_Exercise prompt:_ Return a copy of every line in the records that includes the word "name".

** Start **

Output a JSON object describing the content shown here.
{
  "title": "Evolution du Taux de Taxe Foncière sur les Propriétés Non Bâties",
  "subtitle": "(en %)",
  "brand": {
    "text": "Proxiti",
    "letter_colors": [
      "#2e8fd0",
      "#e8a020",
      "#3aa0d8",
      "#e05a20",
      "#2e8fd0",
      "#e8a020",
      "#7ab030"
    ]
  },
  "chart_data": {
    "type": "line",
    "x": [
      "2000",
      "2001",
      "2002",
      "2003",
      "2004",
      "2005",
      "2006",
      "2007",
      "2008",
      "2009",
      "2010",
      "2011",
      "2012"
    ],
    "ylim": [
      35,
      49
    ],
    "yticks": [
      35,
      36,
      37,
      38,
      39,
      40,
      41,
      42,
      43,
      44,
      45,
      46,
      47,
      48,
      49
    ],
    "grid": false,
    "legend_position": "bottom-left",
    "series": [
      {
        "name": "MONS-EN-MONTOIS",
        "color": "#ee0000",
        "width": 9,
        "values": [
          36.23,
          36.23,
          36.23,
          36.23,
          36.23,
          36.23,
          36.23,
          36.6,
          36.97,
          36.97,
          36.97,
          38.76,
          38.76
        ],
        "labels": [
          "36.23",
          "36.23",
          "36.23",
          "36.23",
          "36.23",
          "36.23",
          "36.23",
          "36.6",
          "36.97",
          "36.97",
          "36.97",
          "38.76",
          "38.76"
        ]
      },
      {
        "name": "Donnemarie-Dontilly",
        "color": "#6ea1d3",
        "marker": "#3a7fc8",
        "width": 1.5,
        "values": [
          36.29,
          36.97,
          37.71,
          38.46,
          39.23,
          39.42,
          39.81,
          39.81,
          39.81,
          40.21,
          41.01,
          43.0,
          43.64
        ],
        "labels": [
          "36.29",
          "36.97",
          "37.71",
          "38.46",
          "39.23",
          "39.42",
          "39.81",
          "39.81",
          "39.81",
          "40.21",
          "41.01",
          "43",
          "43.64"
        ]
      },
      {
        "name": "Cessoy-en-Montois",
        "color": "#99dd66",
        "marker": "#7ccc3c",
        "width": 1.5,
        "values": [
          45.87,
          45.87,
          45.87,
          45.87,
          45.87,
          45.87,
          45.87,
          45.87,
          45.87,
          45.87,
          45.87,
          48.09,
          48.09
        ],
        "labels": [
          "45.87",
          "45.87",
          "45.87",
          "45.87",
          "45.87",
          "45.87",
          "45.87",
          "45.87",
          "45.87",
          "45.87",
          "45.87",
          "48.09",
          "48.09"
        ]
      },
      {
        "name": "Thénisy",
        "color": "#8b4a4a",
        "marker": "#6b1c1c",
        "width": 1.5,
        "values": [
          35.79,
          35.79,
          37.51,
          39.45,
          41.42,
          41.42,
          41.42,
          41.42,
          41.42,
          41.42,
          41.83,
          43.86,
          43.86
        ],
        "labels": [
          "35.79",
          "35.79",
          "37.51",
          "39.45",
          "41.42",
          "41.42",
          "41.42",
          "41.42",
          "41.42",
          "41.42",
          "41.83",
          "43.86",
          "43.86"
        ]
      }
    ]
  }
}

** End **

_Response to this task:_
        "name": "MONS-EN-MONTOIS",
        "name": "Donnemarie-Dontilly",
        "name": "Cessoy-en-Montois",
        "name": "Thénisy",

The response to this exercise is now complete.